● THE PROBLEM
Any pictures in the records below should be skipped; write out everything else exactly.

================

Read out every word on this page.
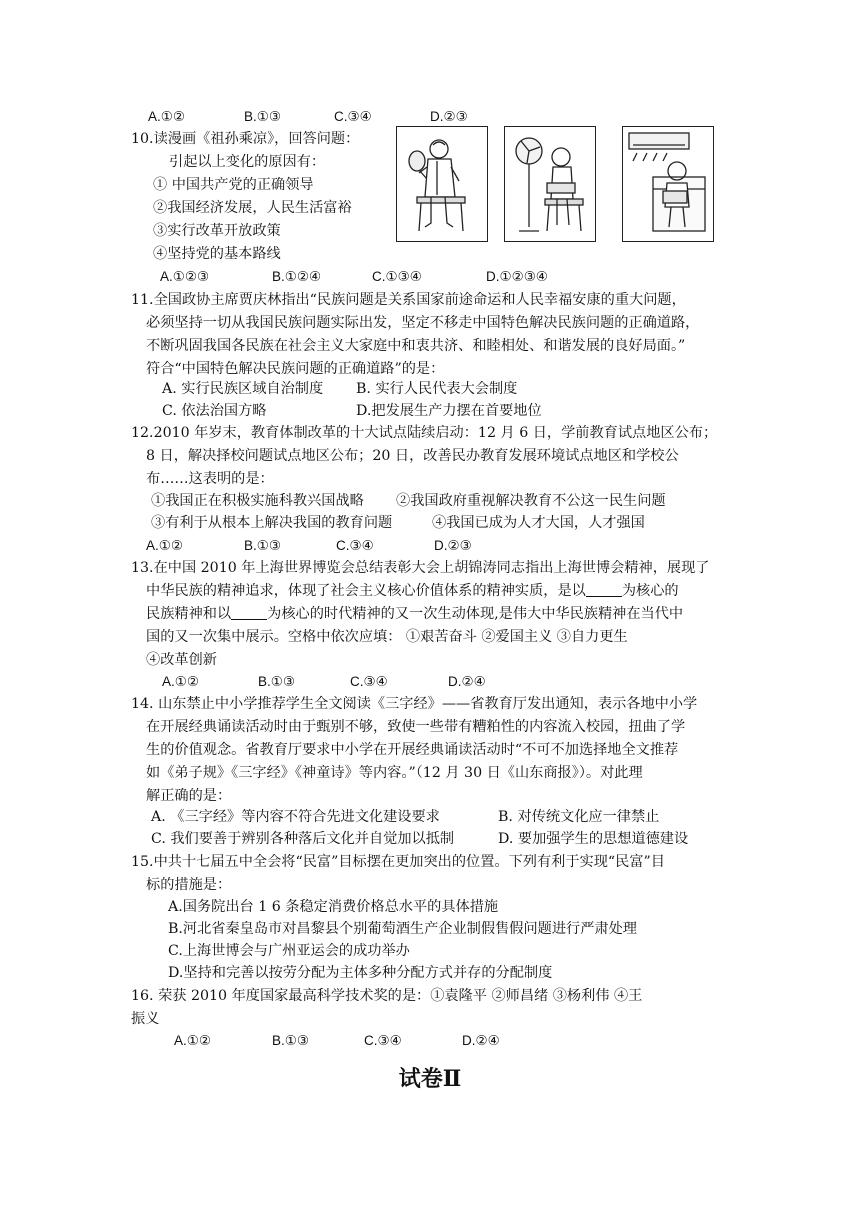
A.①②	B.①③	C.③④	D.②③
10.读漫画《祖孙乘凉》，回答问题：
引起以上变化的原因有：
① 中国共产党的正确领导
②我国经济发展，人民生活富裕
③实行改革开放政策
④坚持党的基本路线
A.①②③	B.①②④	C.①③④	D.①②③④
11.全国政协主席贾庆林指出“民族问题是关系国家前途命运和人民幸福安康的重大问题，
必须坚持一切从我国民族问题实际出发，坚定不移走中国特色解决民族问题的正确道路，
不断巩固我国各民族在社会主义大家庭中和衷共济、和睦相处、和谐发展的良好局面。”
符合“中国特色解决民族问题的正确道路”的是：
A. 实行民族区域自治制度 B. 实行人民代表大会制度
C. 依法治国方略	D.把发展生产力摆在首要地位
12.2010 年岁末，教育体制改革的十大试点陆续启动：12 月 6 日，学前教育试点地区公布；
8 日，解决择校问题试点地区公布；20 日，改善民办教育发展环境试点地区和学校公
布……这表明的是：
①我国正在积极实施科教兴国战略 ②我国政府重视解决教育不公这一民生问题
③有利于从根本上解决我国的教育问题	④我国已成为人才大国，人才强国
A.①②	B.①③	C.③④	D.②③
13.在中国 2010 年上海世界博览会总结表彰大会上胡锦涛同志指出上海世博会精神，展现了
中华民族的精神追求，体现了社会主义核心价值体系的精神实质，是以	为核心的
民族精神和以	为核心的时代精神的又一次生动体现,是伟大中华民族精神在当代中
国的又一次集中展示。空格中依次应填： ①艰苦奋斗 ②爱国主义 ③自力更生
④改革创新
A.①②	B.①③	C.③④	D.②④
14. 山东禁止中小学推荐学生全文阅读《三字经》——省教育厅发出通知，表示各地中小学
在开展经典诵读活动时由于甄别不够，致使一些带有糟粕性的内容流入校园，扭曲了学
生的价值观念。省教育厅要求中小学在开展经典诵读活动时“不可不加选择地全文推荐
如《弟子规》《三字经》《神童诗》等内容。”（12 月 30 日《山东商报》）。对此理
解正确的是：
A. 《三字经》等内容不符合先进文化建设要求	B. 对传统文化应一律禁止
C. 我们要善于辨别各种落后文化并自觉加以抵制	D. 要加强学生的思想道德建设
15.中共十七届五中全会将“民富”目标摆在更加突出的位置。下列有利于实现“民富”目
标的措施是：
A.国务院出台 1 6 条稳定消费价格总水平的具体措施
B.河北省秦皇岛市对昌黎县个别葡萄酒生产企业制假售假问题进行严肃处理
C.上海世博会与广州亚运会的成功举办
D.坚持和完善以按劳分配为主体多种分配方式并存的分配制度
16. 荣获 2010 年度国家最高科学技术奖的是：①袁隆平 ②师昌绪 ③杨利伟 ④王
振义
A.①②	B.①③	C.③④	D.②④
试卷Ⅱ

================

● FINISHED EXERCISE
Read out every word on this page.
A.①②	B.①③	C.③④	D.②③
10.读漫画《祖孙乘凉》，回答问题：
引起以上变化的原因有：
① 中国共产党的正确领导
②我国经济发展，人民生活富裕
③实行改革开放政策
④坚持党的基本路线
A.①②③	B.①②④	C.①③④	D.①②③④
11.全国政协主席贾庆林指出“民族问题是关系国家前途命运和人民幸福安康的重大问题，
必须坚持一切从我国民族问题实际出发，坚定不移走中国特色解决民族问题的正确道路，
不断巩固我国各民族在社会主义大家庭中和衷共济、和睦相处、和谐发展的良好局面。”
符合“中国特色解决民族问题的正确道路”的是：
A. 实行民族区域自治制度 B. 实行人民代表大会制度
C. 依法治国方略	D.把发展生产力摆在首要地位
12.2010 年岁末，教育体制改革的十大试点陆续启动：12 月 6 日，学前教育试点地区公布；
8 日，解决择校问题试点地区公布；20 日，改善民办教育发展环境试点地区和学校公
布……这表明的是：
①我国正在积极实施科教兴国战略 ②我国政府重视解决教育不公这一民生问题
③有利于从根本上解决我国的教育问题	④我国已成为人才大国，人才强国
A.①②	B.①③	C.③④	D.②③
13.在中国 2010 年上海世界博览会总结表彰大会上胡锦涛同志指出上海世博会精神，展现了
中华民族的精神追求，体现了社会主义核心价值体系的精神实质，是以	为核心的
民族精神和以	为核心的时代精神的又一次生动体现,是伟大中华民族精神在当代中
国的又一次集中展示。空格中依次应填： ①艰苦奋斗 ②爱国主义 ③自力更生
④改革创新
A.①②	B.①③	C.③④	D.②④
14. 山东禁止中小学推荐学生全文阅读《三字经》——省教育厅发出通知，表示各地中小学
在开展经典诵读活动时由于甄别不够，致使一些带有糟粕性的内容流入校园，扭曲了学
生的价值观念。省教育厅要求中小学在开展经典诵读活动时“不可不加选择地全文推荐
如《弟子规》《三字经》《神童诗》等内容。”（12 月 30 日《山东商报》）。对此理
解正确的是：
A. 《三字经》等内容不符合先进文化建设要求	B. 对传统文化应一律禁止
C. 我们要善于辨别各种落后文化并自觉加以抵制	D. 要加强学生的思想道德建设
15.中共十七届五中全会将“民富”目标摆在更加突出的位置。下列有利于实现“民富”目
标的措施是：
A.国务院出台 1 6 条稳定消费价格总水平的具体措施
B.河北省秦皇岛市对昌黎县个别葡萄酒生产企业制假售假问题进行严肃处理
C.上海世博会与广州亚运会的成功举办
D.坚持和完善以按劳分配为主体多种分配方式并存的分配制度
16. 荣获 2010 年度国家最高科学技术奖的是：①袁隆平 ②师昌绪 ③杨利伟 ④王
振义
A.①②	B.①③	C.③④	D.②④
试卷Ⅱ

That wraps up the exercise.